▸ **Passage to read**:
<<<<
I tried Christian counseling in 2016. I wanted answers. I wanted to know what I was doing wrong. I wanted to know what I needed to do to feel better. I quit going after a few months because I felt I was just rehashing my story and getting nowhere. The counselor said, “you have more tools than you think,” but I didn’t feel I knew how to use my tools in a helpful way and the counselor wasn’t giving me insights either.
This week I read an excerpt from the book Best of You by Dr. Alison Cook. The header says, “Spiritually Strong, Emotionally Struggling.” She says, “Every week in my work, I witness this inner tension. It happens to married women and those who are single, to moms, executives, and ministry leaders. All kinds of women are spiritually strong but emotionally struggling. If trusting in God was the cure, they would have been fixed. Yet here they are, sitting in my office, wondering, How did I get here? They’re overwhelmed, anxious, and running on empty. They feel like they’re doing everything they’ve been taught to do. They’re working hard, trying to be kind, even learning to care for themselves and set boundaries. Yet, they’re torn up on the inside. They believed God would help them, and still do. But each of them has bumped up against a painful reality: you can trust God and still feel anxious, lonely, overwhelmed, and broken inside.”
That was me back in 2016. That was how I felt and part of the reason why I decided to go to Christian counseling. I have not read the rest of her book Best of You, so I do not know what Dr. Cook recommends or what solutions she provides. I would like to share what I have found helpful as I have studied and researched and sought answers over the past several years.
For me, a big part of my transformation came as I learned to, trained myself to believe in God’s love for me. Not just believe that God is love but that God loves me, as I am, even if I never improve. Also, learning to, training myself to receive the love God has for me. Believing in His love for me and letting it sink deep into my soul. And, learning to, training myself to agree with who God says I am. I am a child of God. I am loved by The King. I am filled with the Holy Spirit. I am filled with grace and power. I am enough.
>>>>
▸ **Data extract**:
<<<<
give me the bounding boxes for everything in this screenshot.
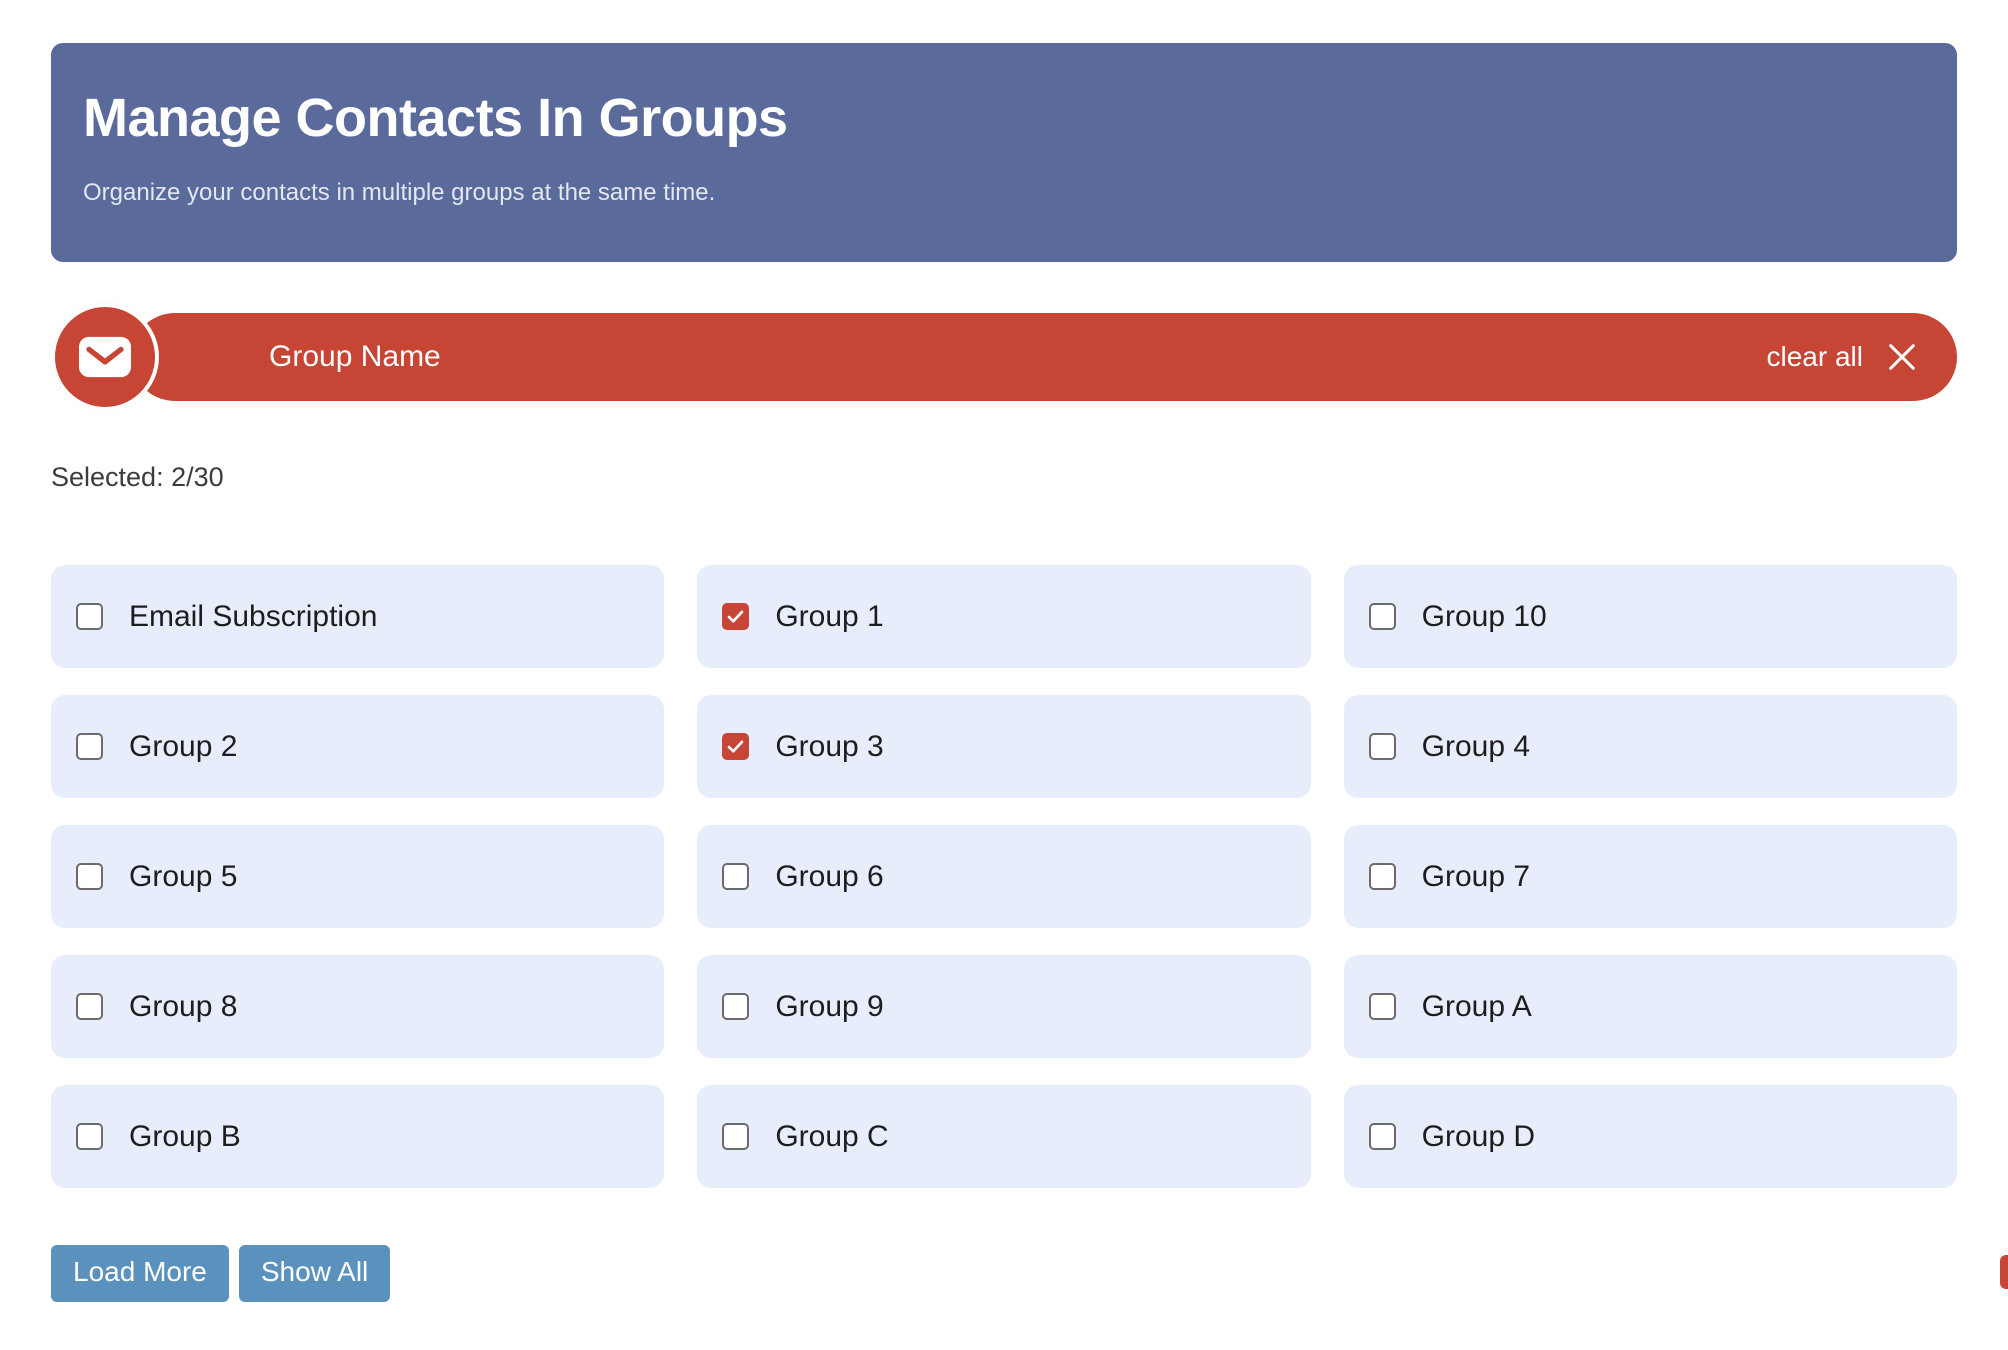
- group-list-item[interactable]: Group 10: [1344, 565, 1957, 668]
>>>>
▸ **Requirements**:
A: List every sentence in the final paragraph of the reflection on Christian counseling that begins with the words "I am."
B: Write out the part of the reflection on Christian counseling starting with "I tried Christian" and going on through "me insights either.".

▸ **Completed exercise**:
A:
I am a child of God.
I am loved by The King.
I am filled with the Holy Spirit.
I am filled with grace and power.
I am enough.

B:
I tried Christian counseling in 2016. I wanted answers. I wanted to know what I was doing wrong. I wanted to know what I needed to do to feel better. I quit going after a few months because I felt I was just rehashing my story and getting nowhere. The counselor said, “you have more tools than you think,” but I didn’t feel I knew how to use my tools in a helpful way and the counselor wasn’t giving me insights either.